## WORK INSTRUCTIONS
Pull out each line of the records holding the string "color".

-- START INPUT DATA --

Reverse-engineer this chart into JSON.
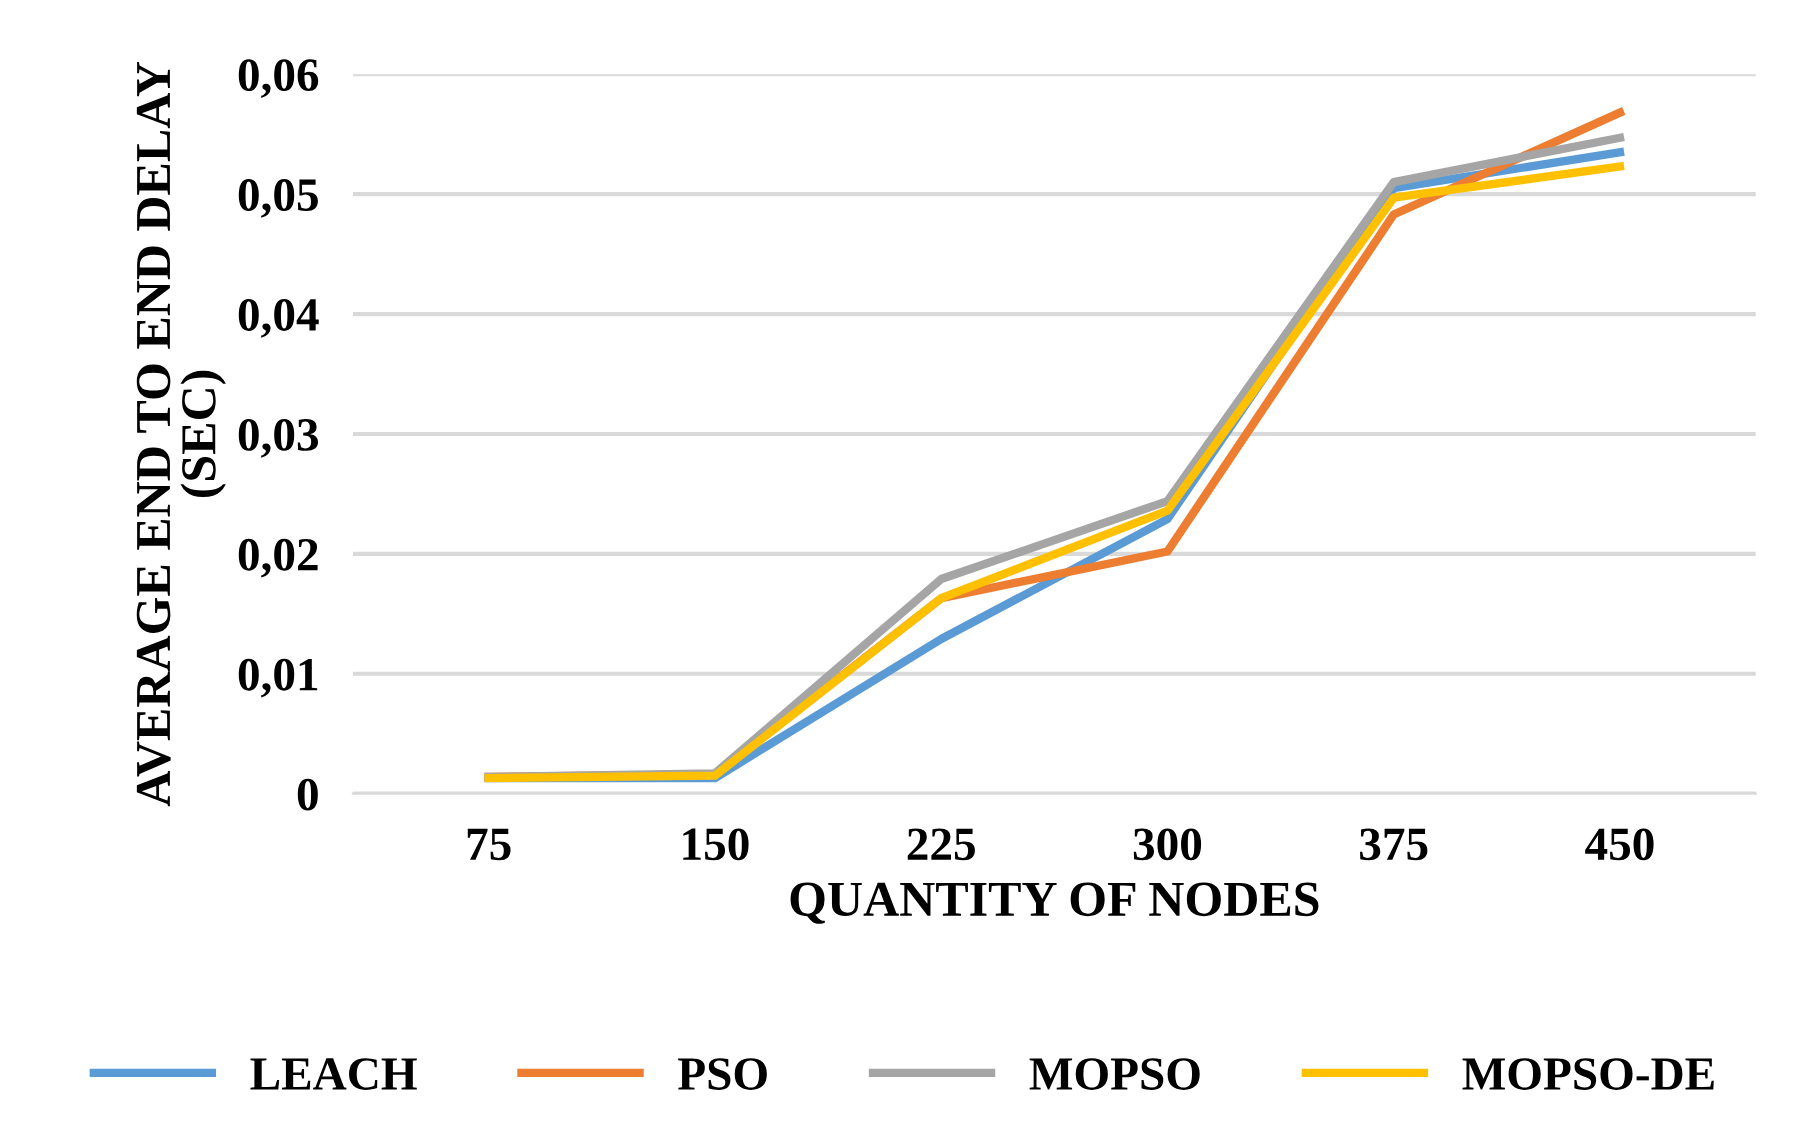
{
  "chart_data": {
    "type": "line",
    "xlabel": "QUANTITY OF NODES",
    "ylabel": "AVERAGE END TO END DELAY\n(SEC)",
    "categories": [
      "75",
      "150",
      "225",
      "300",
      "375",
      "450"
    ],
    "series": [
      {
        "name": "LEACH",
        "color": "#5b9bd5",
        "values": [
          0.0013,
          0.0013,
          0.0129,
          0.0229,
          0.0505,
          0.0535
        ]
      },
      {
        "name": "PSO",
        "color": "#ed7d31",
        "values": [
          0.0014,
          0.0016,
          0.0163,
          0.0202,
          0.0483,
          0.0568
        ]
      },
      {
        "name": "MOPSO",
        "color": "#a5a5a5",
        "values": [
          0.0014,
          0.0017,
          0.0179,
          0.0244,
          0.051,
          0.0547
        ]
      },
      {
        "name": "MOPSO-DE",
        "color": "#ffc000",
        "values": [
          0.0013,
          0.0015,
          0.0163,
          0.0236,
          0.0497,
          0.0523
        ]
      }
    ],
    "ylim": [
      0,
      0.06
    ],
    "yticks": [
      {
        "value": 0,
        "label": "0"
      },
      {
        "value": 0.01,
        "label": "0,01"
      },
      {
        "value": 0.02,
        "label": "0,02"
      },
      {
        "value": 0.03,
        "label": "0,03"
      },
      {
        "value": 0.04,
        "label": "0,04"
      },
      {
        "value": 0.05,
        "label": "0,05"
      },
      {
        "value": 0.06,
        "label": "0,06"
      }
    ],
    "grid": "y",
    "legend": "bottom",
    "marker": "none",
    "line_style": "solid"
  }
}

-- END INPUT DATA --
-- START INPUT DATA --

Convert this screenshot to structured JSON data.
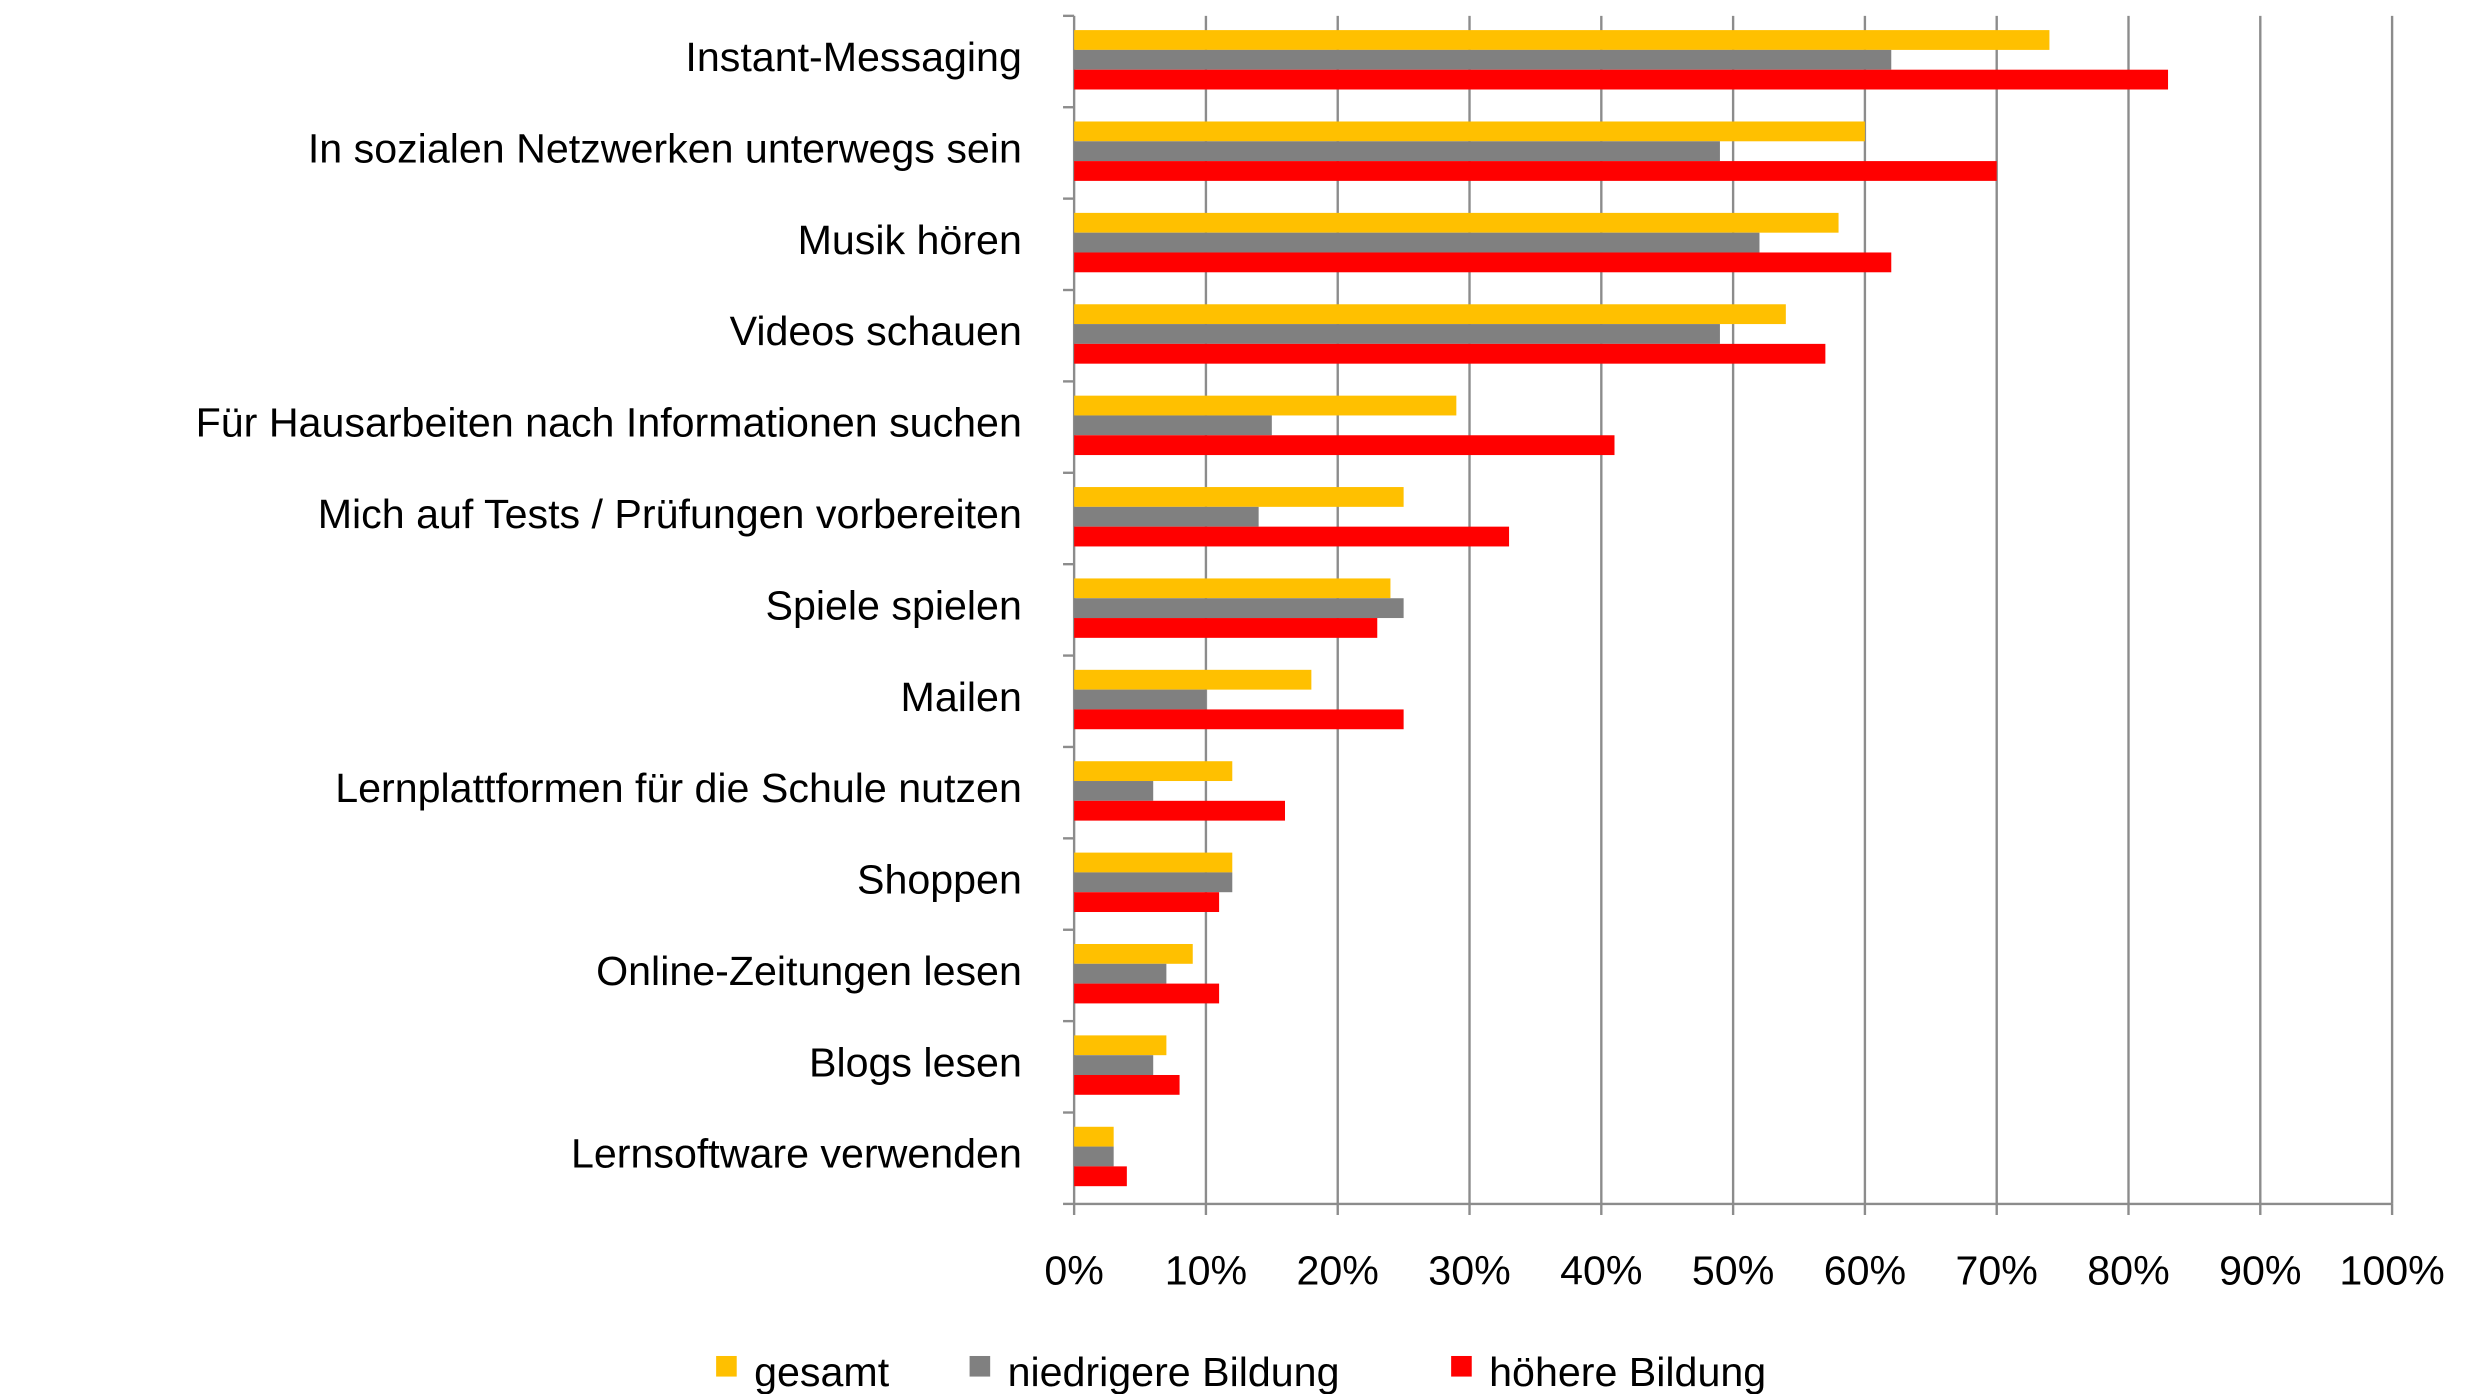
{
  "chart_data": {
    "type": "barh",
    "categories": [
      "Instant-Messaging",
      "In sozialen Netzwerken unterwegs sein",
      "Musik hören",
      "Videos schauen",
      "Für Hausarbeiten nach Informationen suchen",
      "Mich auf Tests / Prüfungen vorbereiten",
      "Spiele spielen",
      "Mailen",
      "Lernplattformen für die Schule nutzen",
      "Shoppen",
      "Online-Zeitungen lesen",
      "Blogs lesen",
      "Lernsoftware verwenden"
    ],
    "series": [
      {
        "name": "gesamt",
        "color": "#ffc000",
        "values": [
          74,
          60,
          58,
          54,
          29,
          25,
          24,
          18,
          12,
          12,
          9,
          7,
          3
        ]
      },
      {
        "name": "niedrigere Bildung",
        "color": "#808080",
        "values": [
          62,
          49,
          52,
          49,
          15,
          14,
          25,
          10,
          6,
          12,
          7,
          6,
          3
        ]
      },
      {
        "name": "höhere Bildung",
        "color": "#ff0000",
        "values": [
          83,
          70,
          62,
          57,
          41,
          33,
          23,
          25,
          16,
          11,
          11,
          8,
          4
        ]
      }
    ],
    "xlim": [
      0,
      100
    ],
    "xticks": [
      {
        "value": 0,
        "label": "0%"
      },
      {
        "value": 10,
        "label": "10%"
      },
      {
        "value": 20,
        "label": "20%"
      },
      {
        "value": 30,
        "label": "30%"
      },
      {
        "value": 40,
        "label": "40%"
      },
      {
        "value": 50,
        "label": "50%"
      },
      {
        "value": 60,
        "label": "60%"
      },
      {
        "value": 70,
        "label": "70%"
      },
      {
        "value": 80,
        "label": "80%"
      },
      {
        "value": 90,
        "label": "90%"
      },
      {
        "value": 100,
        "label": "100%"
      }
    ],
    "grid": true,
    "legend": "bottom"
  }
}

-- END INPUT DATA --

## EXERCISE RESPONSE
        "color": "#5b9bd5",
        "color": "#ed7d31",
        "color": "#a5a5a5",
        "color": "#ffc000",
        "color": "#ffc000",
        "color": "#808080",
        "color": "#ff0000",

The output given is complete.